Reproduce the records below exactly as they appear.

.....

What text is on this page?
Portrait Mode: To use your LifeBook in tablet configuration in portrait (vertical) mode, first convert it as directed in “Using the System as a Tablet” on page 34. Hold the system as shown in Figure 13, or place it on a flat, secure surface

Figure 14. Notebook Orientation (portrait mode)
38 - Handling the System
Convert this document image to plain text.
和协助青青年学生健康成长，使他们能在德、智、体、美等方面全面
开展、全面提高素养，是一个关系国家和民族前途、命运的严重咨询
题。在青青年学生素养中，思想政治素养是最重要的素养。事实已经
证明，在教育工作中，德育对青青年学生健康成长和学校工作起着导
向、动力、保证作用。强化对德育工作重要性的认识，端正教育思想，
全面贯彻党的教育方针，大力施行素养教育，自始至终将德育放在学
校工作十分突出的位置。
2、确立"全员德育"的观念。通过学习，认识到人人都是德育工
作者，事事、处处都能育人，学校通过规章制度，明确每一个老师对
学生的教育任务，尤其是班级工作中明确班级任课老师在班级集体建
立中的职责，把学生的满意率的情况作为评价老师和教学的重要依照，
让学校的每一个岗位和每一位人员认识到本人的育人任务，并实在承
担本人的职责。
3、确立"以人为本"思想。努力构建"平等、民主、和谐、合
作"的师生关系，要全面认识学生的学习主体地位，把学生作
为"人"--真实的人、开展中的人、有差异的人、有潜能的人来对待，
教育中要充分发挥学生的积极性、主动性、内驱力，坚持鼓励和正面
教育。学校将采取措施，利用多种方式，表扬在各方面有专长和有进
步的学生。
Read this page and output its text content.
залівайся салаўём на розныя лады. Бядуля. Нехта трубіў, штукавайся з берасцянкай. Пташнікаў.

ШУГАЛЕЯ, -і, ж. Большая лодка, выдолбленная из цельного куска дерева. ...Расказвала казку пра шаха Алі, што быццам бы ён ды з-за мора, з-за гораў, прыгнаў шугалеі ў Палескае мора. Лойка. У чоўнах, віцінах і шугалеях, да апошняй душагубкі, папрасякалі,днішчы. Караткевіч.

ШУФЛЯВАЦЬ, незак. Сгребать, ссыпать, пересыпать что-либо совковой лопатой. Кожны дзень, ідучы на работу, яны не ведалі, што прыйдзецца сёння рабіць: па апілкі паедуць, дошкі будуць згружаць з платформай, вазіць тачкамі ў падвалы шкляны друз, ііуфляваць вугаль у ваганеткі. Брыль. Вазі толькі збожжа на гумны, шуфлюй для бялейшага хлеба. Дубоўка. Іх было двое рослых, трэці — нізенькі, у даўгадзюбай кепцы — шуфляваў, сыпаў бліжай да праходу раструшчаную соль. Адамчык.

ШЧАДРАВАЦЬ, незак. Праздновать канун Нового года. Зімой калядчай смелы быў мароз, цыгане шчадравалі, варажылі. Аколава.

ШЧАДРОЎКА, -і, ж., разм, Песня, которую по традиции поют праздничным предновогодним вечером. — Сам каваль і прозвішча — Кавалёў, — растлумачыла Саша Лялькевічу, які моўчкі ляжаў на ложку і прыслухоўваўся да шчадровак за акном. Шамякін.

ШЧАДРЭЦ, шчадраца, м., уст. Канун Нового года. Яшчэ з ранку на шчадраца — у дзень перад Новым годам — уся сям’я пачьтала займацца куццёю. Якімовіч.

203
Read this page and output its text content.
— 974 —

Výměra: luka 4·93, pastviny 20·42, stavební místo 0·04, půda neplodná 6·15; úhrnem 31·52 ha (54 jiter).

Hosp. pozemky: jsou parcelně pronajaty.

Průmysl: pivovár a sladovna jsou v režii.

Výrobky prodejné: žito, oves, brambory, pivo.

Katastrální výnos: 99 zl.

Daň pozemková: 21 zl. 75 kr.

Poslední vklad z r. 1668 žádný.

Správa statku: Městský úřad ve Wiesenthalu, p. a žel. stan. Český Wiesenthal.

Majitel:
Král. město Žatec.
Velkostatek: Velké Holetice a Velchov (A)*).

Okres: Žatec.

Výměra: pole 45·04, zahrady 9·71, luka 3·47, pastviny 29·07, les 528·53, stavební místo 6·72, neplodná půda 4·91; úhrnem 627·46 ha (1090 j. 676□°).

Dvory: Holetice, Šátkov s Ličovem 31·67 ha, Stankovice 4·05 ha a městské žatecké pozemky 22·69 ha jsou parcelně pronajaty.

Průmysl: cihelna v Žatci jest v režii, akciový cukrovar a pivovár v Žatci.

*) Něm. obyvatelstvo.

.....

Output below>
What text is on this page?
Portrait Mode: To use your LifeBook in tablet configuration in portrait (vertical) mode, first convert it as directed in “Using the System as a Tablet” on page 34. Hold the system as shown in Figure 13, or place it on a flat, secure surface

Figure 14. Notebook Orientation (portrait mode)
38 - Handling the System
Convert this document image to plain text.
和协助青青年学生健康成长，使他们能在德、智、体、美等方面全面
开展、全面提高素养，是一个关系国家和民族前途、命运的严重咨询
题。在青青年学生素养中，思想政治素养是最重要的素养。事实已经
证明，在教育工作中，德育对青青年学生健康成长和学校工作起着导
向、动力、保证作用。强化对德育工作重要性的认识，端正教育思想，
全面贯彻党的教育方针，大力施行素养教育，自始至终将德育放在学
校工作十分突出的位置。
2、确立"全员德育"的观念。通过学习，认识到人人都是德育工
作者，事事、处处都能育人，学校通过规章制度，明确每一个老师对
学生的教育任务，尤其是班级工作中明确班级任课老师在班级集体建
立中的职责，把学生的满意率的情况作为评价老师和教学的重要依照，
让学校的每一个岗位和每一位人员认识到本人的育人任务，并实在承
担本人的职责。
3、确立"以人为本"思想。努力构建"平等、民主、和谐、合
作"的师生关系，要全面认识学生的学习主体地位，把学生作
为"人"--真实的人、开展中的人、有差异的人、有潜能的人来对待，
教育中要充分发挥学生的积极性、主动性、内驱力，坚持鼓励和正面
教育。学校将采取措施，利用多种方式，表扬在各方面有专长和有进
步的学生。
Read this page and output its text content.
залівайся салаўём на розныя лады. Бядуля. Нехта трубіў, штукавайся з берасцянкай. Пташнікаў.

ШУГАЛЕЯ, -і, ж. Большая лодка, выдолбленная из цельного куска дерева. ...Расказвала казку пра шаха Алі, што быццам бы ён ды з-за мора, з-за гораў, прыгнаў шугалеі ў Палескае мора. Лойка. У чоўнах, віцінах і шугалеях, да апошняй душагубкі, папрасякалі,днішчы. Караткевіч.

ШУФЛЯВАЦЬ, незак. Сгребать, ссыпать, пересыпать что-либо совковой лопатой. Кожны дзень, ідучы на работу, яны не ведалі, што прыйдзецца сёння рабіць: па апілкі паедуць, дошкі будуць згружаць з платформай, вазіць тачкамі ў падвалы шкляны друз, ііуфляваць вугаль у ваганеткі. Брыль. Вазі толькі збожжа на гумны, шуфлюй для бялейшага хлеба. Дубоўка. Іх было двое рослых, трэці — нізенькі, у даўгадзюбай кепцы — шуфляваў, сыпаў бліжай да праходу раструшчаную соль. Адамчык.

ШЧАДРАВАЦЬ, незак. Праздновать канун Нового года. Зімой калядчай смелы быў мароз, цыгане шчадравалі, варажылі. Аколава.

ШЧАДРОЎКА, -і, ж., разм, Песня, которую по традиции поют праздничным предновогодним вечером. — Сам каваль і прозвішча — Кавалёў, — растлумачыла Саша Лялькевічу, які моўчкі ляжаў на ложку і прыслухоўваўся да шчадровак за акном. Шамякін.

ШЧАДРЭЦ, шчадраца, м., уст. Канун Нового года. Яшчэ з ранку на шчадраца — у дзень перад Новым годам — уся сям’я пачьтала займацца куццёю. Якімовіч.

203
Read this page and output its text content.
— 974 —

Výměra: luka 4·93, pastviny 20·42, stavební místo 0·04, půda neplodná 6·15; úhrnem 31·52 ha (54 jiter).

Hosp. pozemky: jsou parcelně pronajaty.

Průmysl: pivovár a sladovna jsou v režii.

Výrobky prodejné: žito, oves, brambory, pivo.

Katastrální výnos: 99 zl.

Daň pozemková: 21 zl. 75 kr.

Poslední vklad z r. 1668 žádný.

Správa statku: Městský úřad ve Wiesenthalu, p. a žel. stan. Český Wiesenthal.

Majitel:
Král. město Žatec.
Velkostatek: Velké Holetice a Velchov (A)*).

Okres: Žatec.

Výměra: pole 45·04, zahrady 9·71, luka 3·47, pastviny 29·07, les 528·53, stavební místo 6·72, neplodná půda 4·91; úhrnem 627·46 ha (1090 j. 676□°).

Dvory: Holetice, Šátkov s Ličovem 31·67 ha, Stankovice 4·05 ha a městské žatecké pozemky 22·69 ha jsou parcelně pronajaty.

Průmysl: cihelna v Žatci jest v režii, akciový cukrovar a pivovár v Žatci.

*) Něm. obyvatelstvo.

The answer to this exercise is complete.